Stored items from a collection
╭──

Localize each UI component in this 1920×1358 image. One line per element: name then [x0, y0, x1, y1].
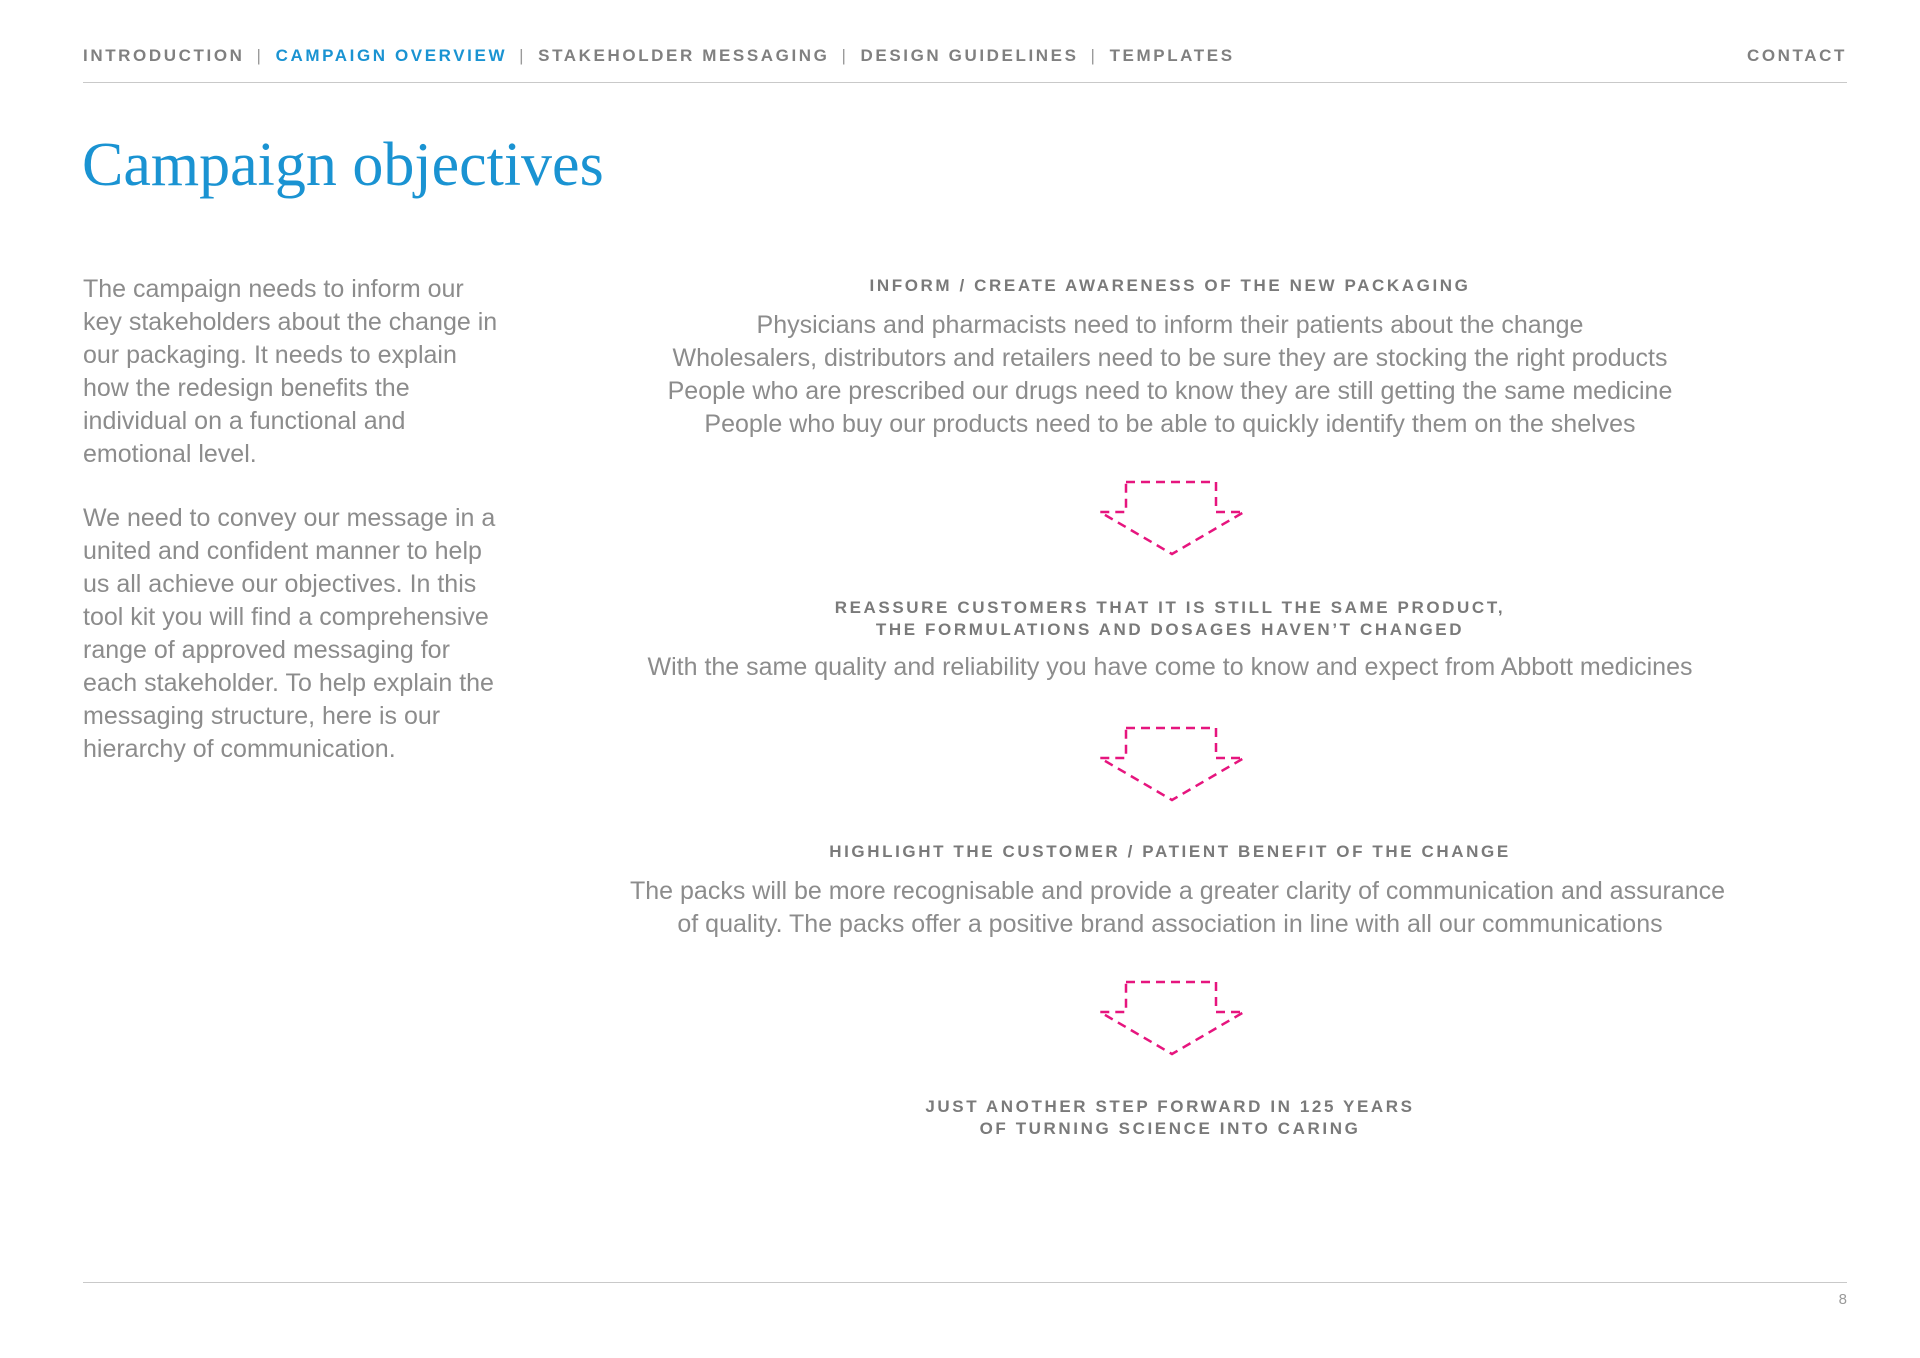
step-heading-line: INFORM / CREATE AWARENESS OF THE NEW PACKAGING — [869, 276, 1471, 295]
nav-item-contact[interactable]: CONTACT — [1746, 46, 1847, 65]
step-body-line: People who are prescribed our drugs need to know they are still getting the same medicine — [667, 377, 1673, 405]
top-navigation — [83, 44, 1847, 68]
step-heading — [630, 1096, 1710, 1140]
step-body-line: Physicians and pharmacists need to inform their patients about the change — [756, 311, 1584, 339]
step-body-line: of quality. The packs offer a positive brand association in line with all our communications — [677, 910, 1663, 938]
header-divider — [83, 82, 1847, 83]
nav-item-design-guidelines[interactable]: DESIGN GUIDELINES — [860, 46, 1079, 65]
step-heading — [630, 275, 1710, 297]
step-body-line: With the same quality and reliability you have come to know and expect from Abbott medicines — [647, 653, 1693, 681]
objective-step-closing — [630, 1096, 1710, 1140]
intro-paragraph-2: We need to convey our message in a united and confident manner to help us all achieve our objectives. In this tool kit you will find a comprehensive range of approved messaging for each stakeholder. To help explain the messaging structure, here is our hierarchy of communication. — [83, 504, 496, 763]
step-body — [630, 875, 1726, 941]
dashed-down-arrow-icon — [1098, 726, 1246, 802]
dashed-down-arrow-icon — [1098, 480, 1246, 556]
nav-item-stakeholder-messaging[interactable]: STAKEHOLDER MESSAGING — [538, 46, 830, 65]
nav-item-campaign-overview[interactable]: CAMPAIGN OVERVIEW — [275, 46, 508, 65]
objective-step-inform — [630, 275, 1710, 441]
nav-separator: | — [256, 46, 264, 65]
dashed-down-arrow-icon — [1098, 980, 1246, 1056]
step-body-line: Wholesalers, distributors and retailers need to be sure they are stocking the right products — [672, 344, 1668, 372]
step-heading-line: REASSURE CUSTOMERS THAT IT IS STILL THE SAME PRODUCT, — [834, 598, 1506, 617]
nav-links — [83, 46, 1235, 66]
nav-separator: | — [1090, 46, 1098, 65]
step-heading-line: HIGHLIGHT THE CUSTOMER / PATIENT BENEFIT OF THE CHANGE — [829, 842, 1511, 861]
step-heading-line: OF TURNING SCIENCE INTO CARING — [979, 1119, 1361, 1138]
nav-separator: | — [841, 46, 849, 65]
nav-item-templates[interactable]: TEMPLATES — [1109, 46, 1235, 65]
step-body — [630, 651, 1710, 684]
step-body — [630, 309, 1710, 441]
step-heading-line: THE FORMULATIONS AND DOSAGES HAVEN’T CHANGED — [875, 620, 1465, 639]
footer-divider — [83, 1282, 1847, 1283]
nav-separator: | — [519, 46, 527, 65]
step-heading-line: JUST ANOTHER STEP FORWARD IN 125 YEARS — [925, 1097, 1415, 1116]
intro-paragraph-1: The campaign needs to inform our key stakeholders about the change in our packaging. It needs to explain how the redesign benefits the individual on a functional and emotional level. — [83, 275, 498, 468]
objective-step-reassure — [630, 597, 1710, 684]
page-number: 8 — [1838, 1291, 1847, 1308]
step-heading — [630, 841, 1710, 863]
objective-step-highlight-benefit — [630, 841, 1726, 941]
step-body-line: The packs will be more recognisable and provide a greater clarity of communication and assurance — [630, 877, 1726, 905]
step-body-line: People who buy our products need to be able to quickly identify them on the shelves — [704, 410, 1636, 438]
step-heading — [630, 597, 1710, 641]
intro-text — [83, 273, 503, 797]
nav-item-introduction[interactable]: INTRODUCTION — [83, 46, 245, 65]
page-title: Campaign objectives — [82, 131, 604, 199]
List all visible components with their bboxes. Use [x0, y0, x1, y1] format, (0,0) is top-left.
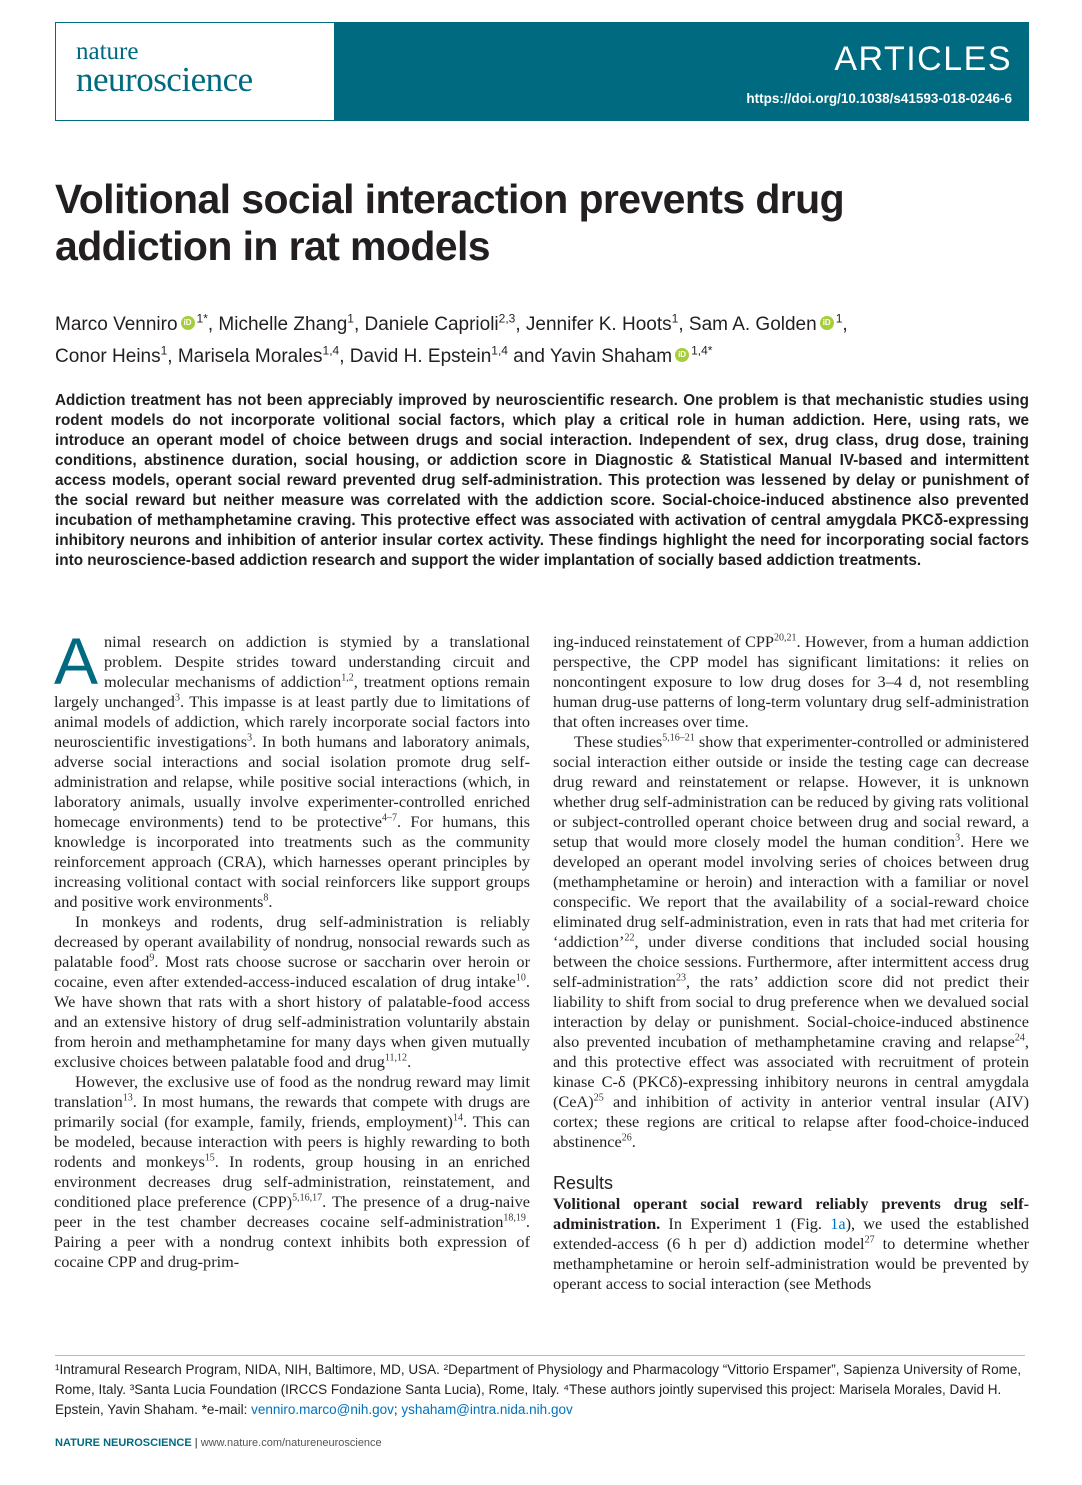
text-run: ), we used the established extended-access (6 h per d) addiction model: [553, 1214, 1030, 1253]
text-run: . Pairing a peer with a nondrug context inhibits both expression of cocaine CPP and drug-prim-: [54, 1212, 530, 1271]
author-affiliation-mark: 1: [347, 311, 354, 326]
body-paragraph: [54, 1072, 530, 1272]
results-paragraph: [553, 1194, 1029, 1294]
text-run: . The presence of a drug-naive peer in the test chamber decreases cocaine self-administration: [54, 1192, 530, 1231]
text-run: . This impasse is at least partly due to limitations of animal models of addiction, which rarely incorporate social factors into neuroscientific investigations: [54, 692, 530, 751]
body-paragraph: [54, 912, 530, 1072]
text-run: . In most humans, the rewards that compete with drugs are primarily social (for example, family, friends, employment): [54, 1092, 530, 1131]
body-column-right: [553, 632, 1029, 1294]
logo-line-2: neuroscience: [76, 60, 253, 99]
text-run: ing-induced reinstatement of CPP: [553, 632, 774, 651]
text-run: , treatment options remain largely unchanged: [54, 672, 530, 711]
text-run: , under diverse conditions that included social housing between the choice sessions. Furthermore, after intermittent access drug self-administration: [553, 932, 1029, 991]
masthead-band: [334, 23, 1028, 120]
citation-ref[interactable]: 4–7: [381, 812, 397, 824]
citation-ref[interactable]: 1,2: [341, 672, 354, 684]
author-name: Marco Venniro: [55, 314, 178, 335]
text-run: . Here we developed an operant model involving series of choices between drug (methamphetamine or heroin) and interaction with a familiar or novel conspecific. We report that the availability of a social-reward choice eliminated drug self-administration, even in rats that had met criteria for ‘addiction’: [553, 832, 1029, 951]
author-name: David H. Epstein: [349, 346, 492, 367]
orcid-icon[interactable]: iD: [181, 316, 195, 330]
text-run: . In rodents, group housing in an enriched environment decreases drug self-administration, reinstatement, and conditioned place preference (CPP): [54, 1152, 531, 1211]
author-name: Marisela Morales: [177, 346, 323, 367]
citation-ref[interactable]: 10: [515, 972, 526, 984]
text-run: and inhibition of activity in anterior ventral insular (AIV) cortex; these regions are critical to relapse after food-choice-induced abstinence: [553, 1092, 1029, 1151]
author-affiliation-mark: 1: [160, 343, 168, 358]
text-run: . This can be modeled, because interaction with peers is highly rewarding to both rodents and monkeys: [54, 1112, 530, 1171]
author-list: Marco Venniro iD $^{1*}$, Michelle Zhang$^1$, Daniele Caprioli$^{2,3}$, Jennifer K. Hoots$^1$, Sam A. Golden iD $^1$, Conor Heins$^1$, Marisela Morales$^{1,4}$, David H. Epstein$^{1,4}$ and Yavin Shaham iD $^{1,4*}$: [55, 311, 848, 367]
affiliations-text: ¹Intramural Research Program, NIDA, NIH, Baltimore, MD, USA. ²Department of Physiology and Pharmacology “Vittorio Erspamer”, Sapienza University of Rome, Rome, Italy. ³Santa Lucia Foundation (IRCCS Fondazione Santa Lucia), Rome, Italy. ⁴These authors jointly supervised this project: Marisela Morales, David H. Epstein, Yavin Shaham. *e-mail:: [55, 1362, 1022, 1417]
author-name: Yavin Shaham: [549, 346, 673, 367]
body-column-left: [54, 624, 531, 1272]
section-label: ARTICLES: [834, 40, 1012, 78]
citation-ref[interactable]: 15: [204, 1152, 215, 1164]
author-name: Michelle Zhang: [218, 314, 348, 335]
email-link-shaham[interactable]: yshaham@intra.nida.nih.gov: [401, 1402, 573, 1417]
body-paragraph: [54, 624, 530, 912]
results-heading: Results: [553, 1173, 614, 1193]
citation-ref[interactable]: 8: [263, 892, 269, 904]
text-run: show that experimenter-controlled or administered social interaction either outside or inside the testing cage can decrease drug reward and reinstatement or relapse. However, it is unknown whether drug self-administration can be reduced by giving rats volitional or subject-controlled operant choice between drug and social reward, a setup that would more closely model the human condition: [553, 732, 1029, 851]
body-paragraph: [553, 732, 1029, 1152]
orcid-icon[interactable]: iD: [675, 348, 689, 362]
author-name: Daniele Caprioli: [364, 314, 499, 335]
author-affiliation-mark: 1,4*: [691, 343, 713, 358]
logo-line-1: nature: [76, 38, 139, 65]
text-run: . Most rats choose sucrose or saccharin over heroin or cocaine, even after extended-access-induced escalation of drug intake: [54, 952, 530, 991]
citation-ref[interactable]: 5,16–21: [662, 732, 695, 744]
results-lead: Volitional operant social reward reliably prevents drug self-administration.: [553, 1194, 1029, 1233]
citation-ref[interactable]: 14: [452, 1112, 463, 1124]
figure-link[interactable]: 1a: [830, 1214, 846, 1233]
citation-ref[interactable]: 25: [593, 1092, 604, 1104]
drop-cap: A: [54, 624, 99, 698]
text-run: , the rats’ addiction score did not predict their liability to shift from social to drug preference when we devalued social interaction by delay or punishment. Social-choice-induced abstinence also prevented incubation of methamphetamine craving and relapse: [553, 972, 1029, 1051]
author-name: Sam A. Golden: [688, 314, 817, 335]
text-run: . In both humans and laboratory animals, adverse social interactions and social isolation promote drug self-administration and relapse, while positive social interactions (which, in laboratory animals, usually involve experimenter-controlled enriched homecage environments) tend to be protective: [54, 732, 530, 831]
citation-ref[interactable]: 20,21: [773, 632, 797, 644]
citation-ref[interactable]: 13: [122, 1092, 133, 1104]
text-run: .: [631, 1132, 636, 1151]
citation-ref[interactable]: 23: [675, 972, 686, 984]
affiliations: [55, 1355, 1025, 1420]
citation-ref[interactable]: 11,12: [384, 1052, 408, 1064]
author-conjunction: and: [513, 346, 545, 367]
email-link-venniro[interactable]: venniro.marco@nih.gov: [251, 1402, 394, 1417]
page-footer: [55, 1436, 382, 1450]
email-separator: ;: [393, 1402, 402, 1417]
citation-ref[interactable]: 5,16,17: [292, 1192, 323, 1204]
author-affiliation-mark: 2,3: [498, 311, 516, 326]
author-name: Conor Heins: [55, 346, 161, 367]
text-run: These studies: [574, 732, 663, 751]
text-run: . We have shown that rats with a short history of palatable-food access and an extensive history of drug self-administration voluntarily abstain from heroin and methamphetamine for many days when given mutually exclusive choices between palatable food and drug: [54, 972, 530, 1071]
doi-link[interactable]: https://doi.org/10.1038/s41593-018-0246-6: [746, 91, 1012, 106]
article-title: Volitional social interaction prevents drug addiction in rat models: [55, 176, 845, 269]
text-run: In Experiment 1 (Fig.: [660, 1214, 831, 1233]
citation-ref[interactable]: 26: [621, 1132, 632, 1144]
author-affiliation-mark: 1: [671, 311, 679, 326]
text-run: to determine whether methamphetamine or heroin self-administration would be prevented by operant access to social interaction (see Methods: [553, 1234, 1030, 1293]
text-run: In monkeys and rodents, drug self-administration is reliably decreased by operant availability of nondrug, nonsocial rewards such as palatable food: [54, 912, 530, 971]
author-affiliation-mark: 1*: [196, 311, 208, 326]
text-run: , and this protective effect was associated with recruitment of protein kinase C-δ (PKCδ)-expressing inhibitory neurons in central amygdala (CeA): [553, 1032, 1029, 1111]
text-run: .: [268, 892, 273, 911]
text-run: However, the exclusive use of food as the nondrug reward may limit translation: [54, 1072, 530, 1111]
citation-ref[interactable]: 3: [247, 732, 253, 744]
citation-ref[interactable]: 3: [955, 832, 961, 844]
text-run: . For humans, this knowledge is incorporated into treatments such as the community reinforcement approach (CRA), which harnesses operant principles by increasing volitional contact with social reinforcers like support groups and positive work environments: [54, 812, 530, 911]
footer-journal: NATURE NEUROSCIENCE: [55, 1437, 192, 1449]
citation-ref[interactable]: 24: [1014, 1032, 1025, 1044]
abstract: Addiction treatment has not been appreciably improved by neuroscientific research. One problem is that mechanistic studies using rodent models do not incorporate volitional social factors, which play a critical role in human addiction. Here, using rats, we introduce an operant model of choice between drugs and social interaction. Independent of sex, drug class, drug dose, training conditions, abstinence duration, social housing, or addiction score in Diagnostic & Statistical Manual IV-based and intermittent access models, operant social reward prevented drug self-administration. This protection was lessened by delay or punishment of the social reward but neither measure was correlated with the addiction score. Social-choice-induced abstinence also prevented incubation of methamphetamine craving. This protective effect was associated with activation of central amygdala PKCδ-expressing inhibitory neurons and inhibition of anterior insular cortex activity. These findings highlight the need for incorporating social factors into neuroscience-based addiction research and support the wider implantation of socially based addiction treatments.: [55, 392, 1029, 569]
citation-ref[interactable]: 3: [174, 692, 180, 704]
author-name: Jennifer K. Hoots: [525, 314, 672, 335]
text-run: . However, from a human addiction perspective, the CPP model has significant limitations: it relies on noncontingent exposure to low drug doses for 3–4 d, not resembling human drug-use patterns of long-term voluntary drug self-administration that often increases over time.: [553, 632, 1029, 731]
orcid-icon[interactable]: iD: [820, 316, 834, 330]
text-run: .: [407, 1052, 412, 1071]
footer-separator: |: [191, 1437, 201, 1449]
text-run: nimal research on addiction is stymied by a translational problem. Despite strides toward understanding circuit and molecular mechanisms of addiction: [104, 632, 530, 691]
author-affiliation-mark: 1,4: [491, 343, 508, 358]
author-affiliation-mark: 1: [835, 311, 843, 326]
masthead: [55, 22, 1029, 121]
citation-ref[interactable]: 9: [149, 952, 155, 964]
body-paragraph: [553, 632, 1029, 732]
citation-ref[interactable]: 27: [864, 1234, 875, 1246]
author-affiliation-mark: 1,4: [322, 343, 340, 358]
right-paragraphs: [553, 632, 1029, 1152]
citation-ref[interactable]: 22: [624, 932, 635, 944]
footer-url[interactable]: www.nature.com/natureneuroscience: [200, 1437, 382, 1449]
citation-ref[interactable]: 18,19: [503, 1212, 526, 1224]
journal-logo: [76, 38, 253, 99]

╰──

**DIRECTIONS FOR THIS TASK**
Scan the entries above. Copy each line that has the string "their".

**WRITTEN SOLUTION**
step-body-line: Physicians and pharmacists need to inform their patients about the change — [756, 311, 1584, 339]
List all visible components with their bboxes. Use [x0, y0, x1, y1] format, (0,0) is top-left.
text-run: , the rats’ addiction score did not predict their liability to shift from social to drug preference when we devalued social interaction by delay or punishment. Social-choice-induced abstinence also prevented incubation of methamphetamine craving and relapse: [553, 972, 1029, 1051]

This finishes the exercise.